▶ [Work to be completed]: Below are some records; repeat them all exactly, minus the pictures.
[Raw records start]
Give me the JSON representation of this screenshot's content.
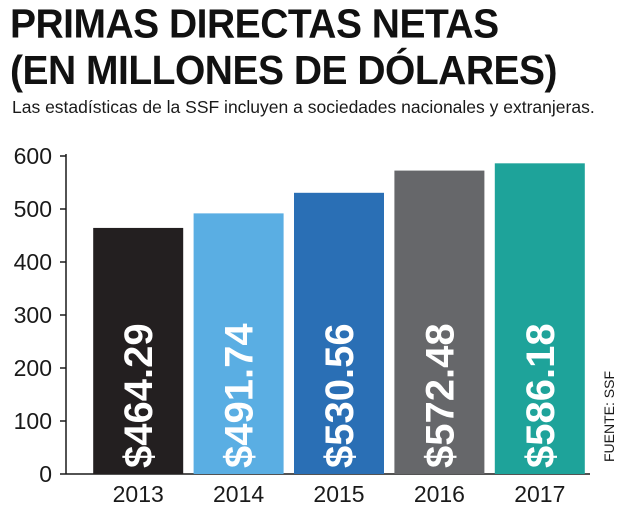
{
  "chart_data": {
    "type": "bar",
    "title_line1": "PRIMAS DIRECTAS NETAS",
    "title_line2": "(EN MILLONES DE DÓLARES)",
    "subtitle": "Las estadísticas de la SSF incluyen a sociedades nacionales y extranjeras.",
    "categories": [
      "2013",
      "2014",
      "2015",
      "2016",
      "2017"
    ],
    "values": [
      464.29,
      491.74,
      530.56,
      572.48,
      586.18
    ],
    "value_labels": [
      "$464.29",
      "$491.74",
      "$530.56",
      "$572.48",
      "$586.18"
    ],
    "colors": [
      "#231f20",
      "#5aaee3",
      "#2a6fb5",
      "#66676a",
      "#1ea39a"
    ],
    "ylim": [
      0,
      600
    ],
    "yticks": [
      "0",
      "100",
      "200",
      "300",
      "400",
      "500",
      "600"
    ],
    "xlabel": "",
    "ylabel": "",
    "source": "FUENTE: SSF",
    "grid": false,
    "legend": "none"
  }
}
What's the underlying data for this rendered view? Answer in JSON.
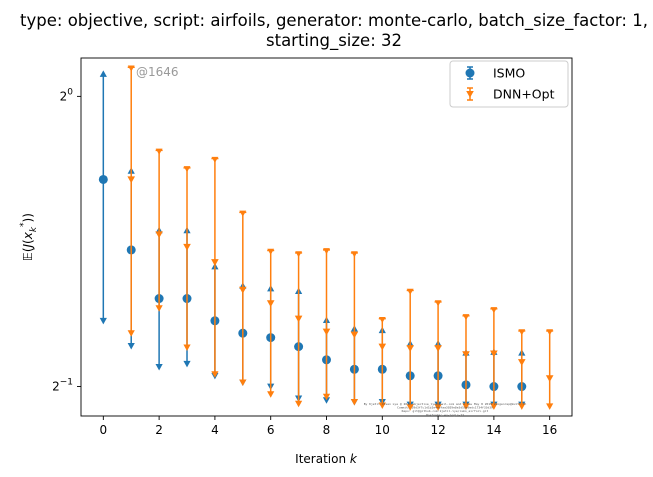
{
  "chart_data": {
    "type": "scatter",
    "title_line1": "type: objective, script: airfoils, generator: monte-carlo, batch_size_factor: 1,",
    "title_line2": "starting_size: 32",
    "xlabel": "Iteration k",
    "ylabel": "E(J(x_k*))",
    "yscale": "log2",
    "xlim": [
      -0.8,
      16.8
    ],
    "ylim": [
      0.466,
      1.096
    ],
    "x_ticks": [
      0,
      2,
      4,
      6,
      8,
      10,
      12,
      14,
      16
    ],
    "y_ticks": [
      {
        "value": 1.0,
        "base": "2",
        "exp": "0"
      },
      {
        "value": 0.5,
        "base": "2",
        "exp": "−1"
      }
    ],
    "grid": false,
    "legend_position": "top-right",
    "annotation": "@1646",
    "colors": {
      "ISMO": "#1f77b4",
      "DNN+Opt": "#ff7f0e"
    },
    "series": [
      {
        "name": "ISMO",
        "marker": "circle",
        "x": [
          0,
          1,
          2,
          3,
          4,
          5,
          6,
          7,
          8,
          9,
          10,
          11,
          12,
          13,
          14,
          15
        ],
        "y": [
          0.82,
          0.693,
          0.617,
          0.617,
          0.585,
          0.568,
          0.562,
          0.55,
          0.533,
          0.521,
          0.521,
          0.513,
          0.513,
          0.502,
          0.5,
          0.5
        ],
        "lower": [
          0.585,
          0.551,
          0.524,
          0.528,
          0.513,
          0.505,
          0.5,
          0.486,
          0.484,
          0.482,
          0.482,
          0.479,
          0.479,
          0.479,
          0.479,
          0.479
        ],
        "upper": [
          1.055,
          0.837,
          0.726,
          0.726,
          0.666,
          0.636,
          0.632,
          0.628,
          0.586,
          0.574,
          0.572,
          0.554,
          0.554,
          0.542,
          0.543,
          0.542
        ]
      },
      {
        "name": "DNN+Opt",
        "marker": "triangle",
        "x": [
          1,
          2,
          3,
          4,
          5,
          6,
          7,
          8,
          9,
          10,
          11,
          12,
          13,
          14,
          15,
          16
        ],
        "y": [
          0.82,
          0.719,
          0.698,
          0.673,
          0.63,
          0.61,
          0.588,
          0.57,
          0.566,
          0.55,
          0.548,
          0.548,
          0.54,
          0.541,
          0.53,
          0.51
        ],
        "lower": [
          0.568,
          0.603,
          0.549,
          0.515,
          0.505,
          0.491,
          0.48,
          0.488,
          0.482,
          0.478,
          0.476,
          0.476,
          0.477,
          0.477,
          0.477,
          0.477
        ],
        "upper": [
          1.072,
          0.879,
          0.843,
          0.862,
          0.758,
          0.692,
          0.688,
          0.693,
          0.688,
          0.588,
          0.629,
          0.612,
          0.592,
          0.602,
          0.571,
          0.571
        ]
      }
    ],
    "fine_print": [
      "By Kjetil Olsen Lye @ 2019 objective_lye@gmail.com and a few May 8 2019 skogenrep@multi.ch",
      "Commit: 39d3f7c1d1b2e44bfaa3029e8e3d50e6edc1734f33d39",
      "Repo: git@github.com:kjetil-lye/ismo_airfoil.git",
      "Hostname: eu-login-27"
    ]
  }
}
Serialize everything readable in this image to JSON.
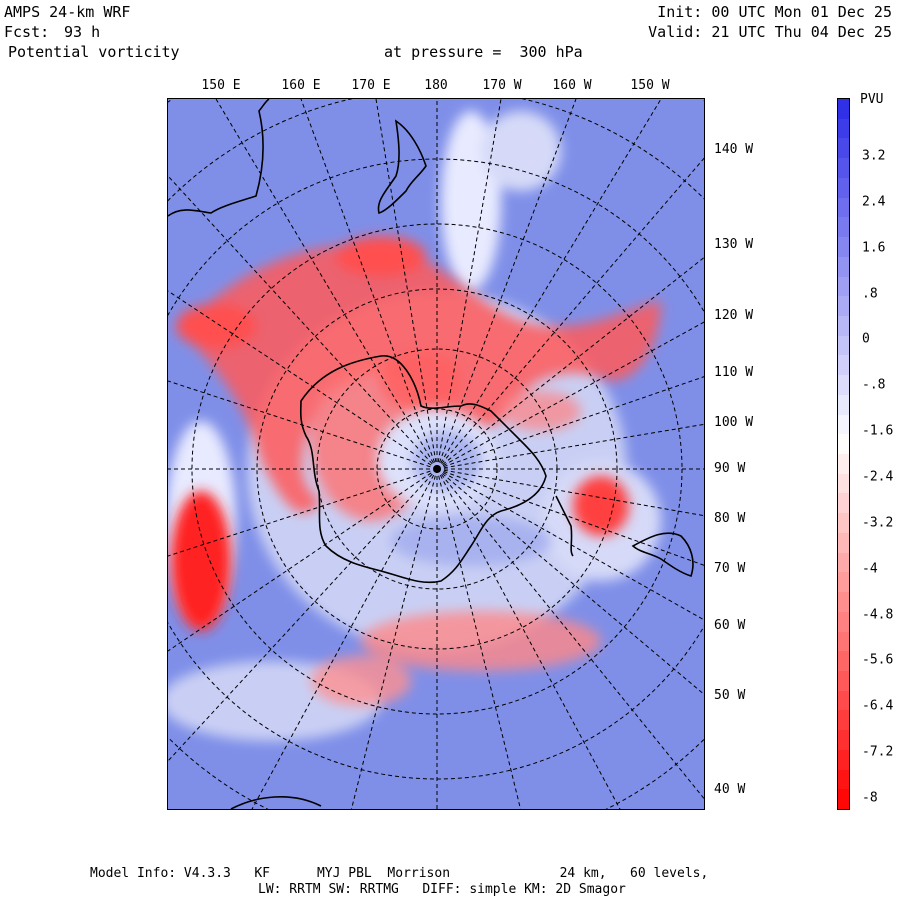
{
  "header": {
    "model": "AMPS 24-km WRF",
    "forecast_label": "Fcst:",
    "forecast_hours": "93 h",
    "field": "Potential vorticity",
    "level": "at pressure =  300 hPa",
    "init": "Init: 00 UTC Mon 01 Dec 25",
    "valid": "Valid: 21 UTC Thu 04 Dec 25"
  },
  "longitude_top": [
    "150 E",
    "160 E",
    "170 E",
    "180",
    "170 W",
    "160 W",
    "150 W"
  ],
  "longitude_right": [
    "140 W",
    "130 W",
    "120 W",
    "110 W",
    "100 W",
    "90 W",
    "80 W",
    "70 W",
    "60 W",
    "50 W",
    "40 W"
  ],
  "colorbar": {
    "unit": "PVU",
    "tick_labels": [
      "3.2",
      "2.4",
      "1.6",
      ".8",
      "0",
      "-.8",
      "-1.6",
      "-2.4",
      "-3.2",
      "-4",
      "-4.8",
      "-5.6",
      "-6.4",
      "-7.2",
      "-8"
    ],
    "max_color": "#2a2ae6",
    "mid_color": "#ffffff",
    "min_color": "#ff0000"
  },
  "footer": {
    "line1": "Model Info: V4.3.3   KF      MYJ PBL  Morrison              24 km,   60 levels,",
    "line2": "LW: RRTM SW: RRTMG   DIFF: simple KM: 2D Smagor"
  }
}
[Raw records end]
▶ [Task response]:
Give me the JSON representation of this screenshot's content.
{
  "chart_data": {
    "type": "bar",
    "title_line1": "PRIMAS DIRECTAS NETAS",
    "title_line2": "(EN MILLONES DE DÓLARES)",
    "subtitle": "Las estadísticas de la SSF incluyen a sociedades nacionales y extranjeras.",
    "categories": [
      "2013",
      "2014",
      "2015",
      "2016",
      "2017"
    ],
    "values": [
      464.29,
      491.74,
      530.56,
      572.48,
      586.18
    ],
    "value_labels": [
      "$464.29",
      "$491.74",
      "$530.56",
      "$572.48",
      "$586.18"
    ],
    "colors": [
      "#231f20",
      "#5aaee3",
      "#2a6fb5",
      "#66676a",
      "#1ea39a"
    ],
    "ylim": [
      0,
      600
    ],
    "yticks": [
      "0",
      "100",
      "200",
      "300",
      "400",
      "500",
      "600"
    ],
    "xlabel": "",
    "ylabel": "",
    "source": "FUENTE: SSF",
    "grid": false,
    "legend": "none"
  }
}
What's the underlying data for this rendered view? Answer in JSON.
{
  "chart_data": {
    "type": "scatter",
    "title_line1": "type: objective, script: airfoils, generator: monte-carlo, batch_size_factor: 1,",
    "title_line2": "starting_size: 32",
    "xlabel": "Iteration k",
    "ylabel": "E(J(x_k*))",
    "yscale": "log2",
    "xlim": [
      -0.8,
      16.8
    ],
    "ylim": [
      0.466,
      1.096
    ],
    "x_ticks": [
      0,
      2,
      4,
      6,
      8,
      10,
      12,
      14,
      16
    ],
    "y_ticks": [
      {
        "value": 1.0,
        "base": "2",
        "exp": "0"
      },
      {
        "value": 0.5,
        "base": "2",
        "exp": "−1"
      }
    ],
    "grid": false,
    "legend_position": "top-right",
    "annotation": "@1646",
    "colors": {
      "ISMO": "#1f77b4",
      "DNN+Opt": "#ff7f0e"
    },
    "series": [
      {
        "name": "ISMO",
        "marker": "circle",
        "x": [
          0,
          1,
          2,
          3,
          4,
          5,
          6,
          7,
          8,
          9,
          10,
          11,
          12,
          13,
          14,
          15
        ],
        "y": [
          0.82,
          0.693,
          0.617,
          0.617,
          0.585,
          0.568,
          0.562,
          0.55,
          0.533,
          0.521,
          0.521,
          0.513,
          0.513,
          0.502,
          0.5,
          0.5
        ],
        "lower": [
          0.585,
          0.551,
          0.524,
          0.528,
          0.513,
          0.505,
          0.5,
          0.486,
          0.484,
          0.482,
          0.482,
          0.479,
          0.479,
          0.479,
          0.479,
          0.479
        ],
        "upper": [
          1.055,
          0.837,
          0.726,
          0.726,
          0.666,
          0.636,
          0.632,
          0.628,
          0.586,
          0.574,
          0.572,
          0.554,
          0.554,
          0.542,
          0.543,
          0.542
        ]
      },
      {
        "name": "DNN+Opt",
        "marker": "triangle",
        "x": [
          1,
          2,
          3,
          4,
          5,
          6,
          7,
          8,
          9,
          10,
          11,
          12,
          13,
          14,
          15,
          16
        ],
        "y": [
          0.82,
          0.719,
          0.698,
          0.673,
          0.63,
          0.61,
          0.588,
          0.57,
          0.566,
          0.55,
          0.548,
          0.548,
          0.54,
          0.541,
          0.53,
          0.51
        ],
        "lower": [
          0.568,
          0.603,
          0.549,
          0.515,
          0.505,
          0.491,
          0.48,
          0.488,
          0.482,
          0.478,
          0.476,
          0.476,
          0.477,
          0.477,
          0.477,
          0.477
        ],
        "upper": [
          1.072,
          0.879,
          0.843,
          0.862,
          0.758,
          0.692,
          0.688,
          0.693,
          0.688,
          0.588,
          0.629,
          0.612,
          0.592,
          0.602,
          0.571,
          0.571
        ]
      }
    ],
    "fine_print": [
      "By Kjetil Olsen Lye @ 2019 objective_lye@gmail.com and a few May 8 2019 skogenrep@multi.ch",
      "Commit: 39d3f7c1d1b2e44bfaa3029e8e3d50e6edc1734f33d39",
      "Repo: git@github.com:kjetil-lye/ismo_airfoil.git",
      "Hostname: eu-login-27"
    ]
  }
}
Serialize everything readable in this image to JSON.
{
  "header": {
    "model": "AMPS 24-km WRF",
    "forecast_label": "Fcst:",
    "forecast_hours": "93 h",
    "field": "Potential vorticity",
    "level": "at pressure =  300 hPa",
    "init": "Init: 00 UTC Mon 01 Dec 25",
    "valid": "Valid: 21 UTC Thu 04 Dec 25"
  },
  "longitude_top": [
    "150 E",
    "160 E",
    "170 E",
    "180",
    "170 W",
    "160 W",
    "150 W"
  ],
  "longitude_right": [
    "140 W",
    "130 W",
    "120 W",
    "110 W",
    "100 W",
    "90 W",
    "80 W",
    "70 W",
    "60 W",
    "50 W",
    "40 W"
  ],
  "colorbar": {
    "unit": "PVU",
    "tick_labels": [
      "3.2",
      "2.4",
      "1.6",
      ".8",
      "0",
      "-.8",
      "-1.6",
      "-2.4",
      "-3.2",
      "-4",
      "-4.8",
      "-5.6",
      "-6.4",
      "-7.2",
      "-8"
    ],
    "max_color": "#2a2ae6",
    "mid_color": "#ffffff",
    "min_color": "#ff0000"
  },
  "footer": {
    "line1": "Model Info: V4.3.3   KF      MYJ PBL  Morrison              24 km,   60 levels,",
    "line2": "LW: RRTM SW: RRTMG   DIFF: simple KM: 2D Smagor"
  }
}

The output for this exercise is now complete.